GIVEN EXERCISE – Give an exact copy of every line, leaving images out.

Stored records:
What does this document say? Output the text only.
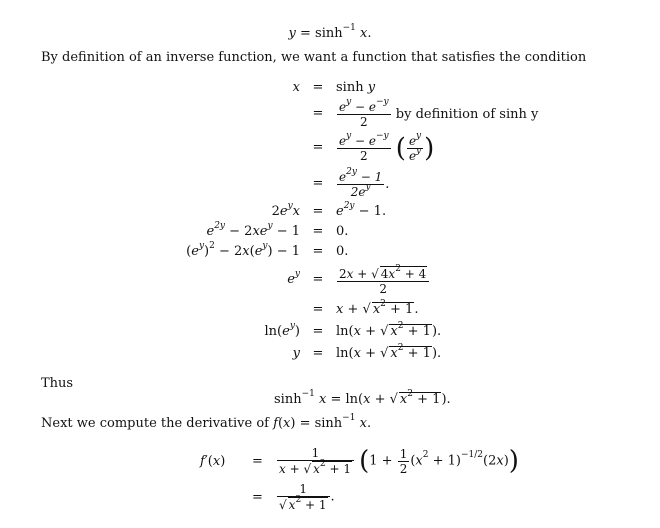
$y = \sinh^{-1} x$.
By definition of an inverse function, we want a function that satisfies the condition
x = sinh y
=	$\frac{e^y - e^{-y}}{2}$ by definition of sinh y
=	$\frac{e^y - e^{-y}}{2}$ ( $\frac{e^y}{e^y}$ )
=	$\frac{e^{2y} - 1}{2e^y}$ .
$2e^yx = e^{2y} - 1$.
$e^{2y} - 2xe^y - 1 = 0$.
$(e^y)^2 - 2x(e^y) - 1 = 0$.
$e^y$ =	$\frac{2x + √ 4x^2 + 4}{2}$
= x + √ $x^2 + 1$.
$\ln(e^y) = \ln(x$ + √ $x^2 + 1$).
y = ln(x + √ $x^2 + 1$).
Thus
$\sinh^{-1} x = \ln(x$ + √ $x^2 + 1$).
Next we compute the derivative of $f(x) = \sinh^{-1} x$.
$f'(x) = \frac{1}{x + √ x^2 + 1} (1 + \frac{1}{2} (x^2 + 1)^{-1/2}(2x))$
= $\frac{1}{√ x^2 + 1}$ .
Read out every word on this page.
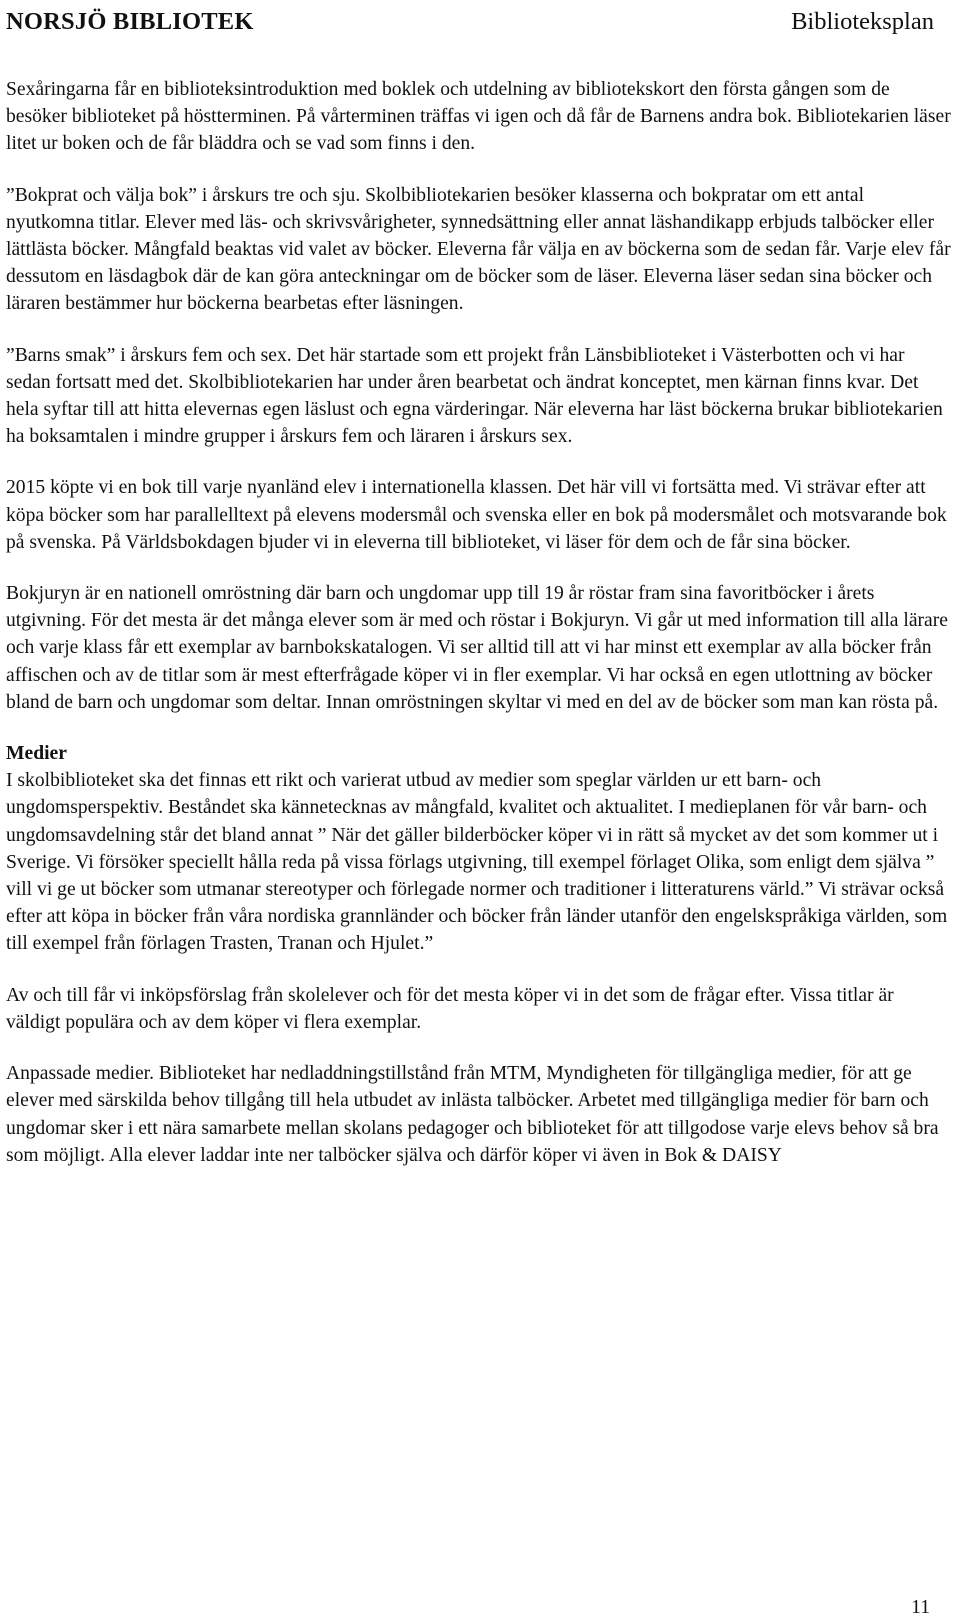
NORSJÖ BIBLIOTEK	Biblioteksplan

Sexåringarna får en biblioteksintroduktion med boklek och utdelning av bibliotekskort den första gången som de besöker biblioteket på höstterminen. På vårterminen träffas vi igen och då får de Barnens andra bok. Bibliotekarien läser litet ur boken och de får bläddra och se vad som finns i den.

”Bokprat och välja bok” i årskurs tre och sju. Skolbibliotekarien besöker klasserna och bokpratar om ett antal nyutkomna titlar. Elever med läs- och skrivsvårigheter, synnedsättning eller annat läshandikapp erbjuds talböcker eller lättlästa böcker. Mångfald beaktas vid valet av böcker. Eleverna får välja en av böckerna som de sedan får. Varje elev får dessutom en läsdagbok där de kan göra anteckningar om de böcker som de läser. Eleverna läser sedan sina böcker och läraren bestämmer hur böckerna bearbetas efter läsningen.

”Barns smak” i årskurs fem och sex. Det här startade som ett projekt från Länsbiblioteket i Västerbotten och vi har sedan fortsatt med det. Skolbibliotekarien har under åren bearbetat och ändrat konceptet, men kärnan finns kvar. Det hela syftar till att hitta elevernas egen läslust och egna värderingar. När eleverna har läst böckerna brukar bibliotekarien ha boksamtalen i mindre grupper i årskurs fem och läraren i årskurs sex.

2015 köpte vi en bok till varje nyanländ elev i internationella klassen. Det här vill vi fortsätta med. Vi strävar efter att köpa böcker som har parallelltext på elevens modersmål och svenska eller en bok på modersmålet och motsvarande bok på svenska. På Världsbokdagen bjuder vi in eleverna till biblioteket, vi läser för dem och de får sina böcker.

Bokjuryn är en nationell omröstning där barn och ungdomar upp till 19 år röstar fram sina favoritböcker i årets utgivning. För det mesta är det många elever som är med och röstar i Bokjuryn. Vi går ut med information till alla lärare och varje klass får ett exemplar av barnbokskatalogen. Vi ser alltid till att vi har minst ett exemplar av alla böcker från affischen och av de titlar som är mest efterfrågade köper vi in fler exemplar. Vi har också en egen utlottning av böcker bland de barn och ungdomar som deltar. Innan omröstningen skyltar vi med en del av de böcker som man kan rösta på.

Medier

I skolbiblioteket ska det finnas ett rikt och varierat utbud av medier som speglar världen ur ett barn- och ungdomsperspektiv. Beståndet ska kännetecknas av mångfald, kvalitet och aktualitet. I medieplanen för vår barn- och ungdomsavdelning står det bland annat ” När det gäller bilderböcker köper vi in rätt så mycket av det som kommer ut i Sverige. Vi försöker speciellt hålla reda på vissa förlags utgivning, till exempel förlaget Olika, som enligt dem själva ” vill vi ge ut böcker som utmanar stereotyper och förlegade normer och traditioner i litteraturens värld.” Vi strävar också efter att köpa in böcker från våra nordiska grannländer och böcker från länder utanför den engelskspråkiga världen, som till exempel från förlagen Trasten, Tranan och Hjulet.”

Av och till får vi inköpsförslag från skolelever och för det mesta köper vi in det som de frågar efter. Vissa titlar är väldigt populära och av dem köper vi flera exemplar.

Anpassade medier. Biblioteket har nedladdningstillstånd från MTM, Myndigheten för tillgängliga medier, för att ge elever med särskilda behov tillgång till hela utbudet av inlästa talböcker. Arbetet med tillgängliga medier för barn och ungdomar sker i ett nära samarbete mellan skolans pedagoger och biblioteket för att tillgodose varje elevs behov så bra som möjligt. Alla elever laddar inte ner talböcker själva och därför köper vi även in Bok & DAISY

11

RESULT –
What does this document say? Output the text only.
$y = \sinh^{-1} x$.
By definition of an inverse function, we want a function that satisfies the condition
x = sinh y
=	$\frac{e^y - e^{-y}}{2}$ by definition of sinh y
=	$\frac{e^y - e^{-y}}{2}$ ( $\frac{e^y}{e^y}$ )
=	$\frac{e^{2y} - 1}{2e^y}$ .
$2e^yx = e^{2y} - 1$.
$e^{2y} - 2xe^y - 1 = 0$.
$(e^y)^2 - 2x(e^y) - 1 = 0$.
$e^y$ =	$\frac{2x + √ 4x^2 + 4}{2}$
= x + √ $x^2 + 1$.
$\ln(e^y) = \ln(x$ + √ $x^2 + 1$).
y = ln(x + √ $x^2 + 1$).
Thus
$\sinh^{-1} x = \ln(x$ + √ $x^2 + 1$).
Next we compute the derivative of $f(x) = \sinh^{-1} x$.
$f'(x) = \frac{1}{x + √ x^2 + 1} (1 + \frac{1}{2} (x^2 + 1)^{-1/2}(2x))$
= $\frac{1}{√ x^2 + 1}$ .
Read out every word on this page.
NORSJÖ BIBLIOTEK	Biblioteksplan

Sexåringarna får en biblioteksintroduktion med boklek och utdelning av bibliotekskort den första gången som de besöker biblioteket på höstterminen. På vårterminen träffas vi igen och då får de Barnens andra bok. Bibliotekarien läser litet ur boken och de får bläddra och se vad som finns i den.

”Bokprat och välja bok” i årskurs tre och sju. Skolbibliotekarien besöker klasserna och bokpratar om ett antal nyutkomna titlar. Elever med läs- och skrivsvårigheter, synnedsättning eller annat läshandikapp erbjuds talböcker eller lättlästa böcker. Mångfald beaktas vid valet av böcker. Eleverna får välja en av böckerna som de sedan får. Varje elev får dessutom en läsdagbok där de kan göra anteckningar om de böcker som de läser. Eleverna läser sedan sina böcker och läraren bestämmer hur böckerna bearbetas efter läsningen.

”Barns smak” i årskurs fem och sex. Det här startade som ett projekt från Länsbiblioteket i Västerbotten och vi har sedan fortsatt med det. Skolbibliotekarien har under åren bearbetat och ändrat konceptet, men kärnan finns kvar. Det hela syftar till att hitta elevernas egen läslust och egna värderingar. När eleverna har läst böckerna brukar bibliotekarien ha boksamtalen i mindre grupper i årskurs fem och läraren i årskurs sex.

2015 köpte vi en bok till varje nyanländ elev i internationella klassen. Det här vill vi fortsätta med. Vi strävar efter att köpa böcker som har parallelltext på elevens modersmål och svenska eller en bok på modersmålet och motsvarande bok på svenska. På Världsbokdagen bjuder vi in eleverna till biblioteket, vi läser för dem och de får sina böcker.

Bokjuryn är en nationell omröstning där barn och ungdomar upp till 19 år röstar fram sina favoritböcker i årets utgivning. För det mesta är det många elever som är med och röstar i Bokjuryn. Vi går ut med information till alla lärare och varje klass får ett exemplar av barnbokskatalogen. Vi ser alltid till att vi har minst ett exemplar av alla böcker från affischen och av de titlar som är mest efterfrågade köper vi in fler exemplar. Vi har också en egen utlottning av böcker bland de barn och ungdomar som deltar. Innan omröstningen skyltar vi med en del av de böcker som man kan rösta på.

Medier

I skolbiblioteket ska det finnas ett rikt och varierat utbud av medier som speglar världen ur ett barn- och ungdomsperspektiv. Beståndet ska kännetecknas av mångfald, kvalitet och aktualitet. I medieplanen för vår barn- och ungdomsavdelning står det bland annat ” När det gäller bilderböcker köper vi in rätt så mycket av det som kommer ut i Sverige. Vi försöker speciellt hålla reda på vissa förlags utgivning, till exempel förlaget Olika, som enligt dem själva ” vill vi ge ut böcker som utmanar stereotyper och förlegade normer och traditioner i litteraturens värld.” Vi strävar också efter att köpa in böcker från våra nordiska grannländer och böcker från länder utanför den engelskspråkiga världen, som till exempel från förlagen Trasten, Tranan och Hjulet.”

Av och till får vi inköpsförslag från skolelever och för det mesta köper vi in det som de frågar efter. Vissa titlar är väldigt populära och av dem köper vi flera exemplar.

Anpassade medier. Biblioteket har nedladdningstillstånd från MTM, Myndigheten för tillgängliga medier, för att ge elever med särskilda behov tillgång till hela utbudet av inlästa talböcker. Arbetet med tillgängliga medier för barn och ungdomar sker i ett nära samarbete mellan skolans pedagoger och biblioteket för att tillgodose varje elevs behov så bra som möjligt. Alla elever laddar inte ner talböcker själva och därför köper vi även in Bok & DAISY

11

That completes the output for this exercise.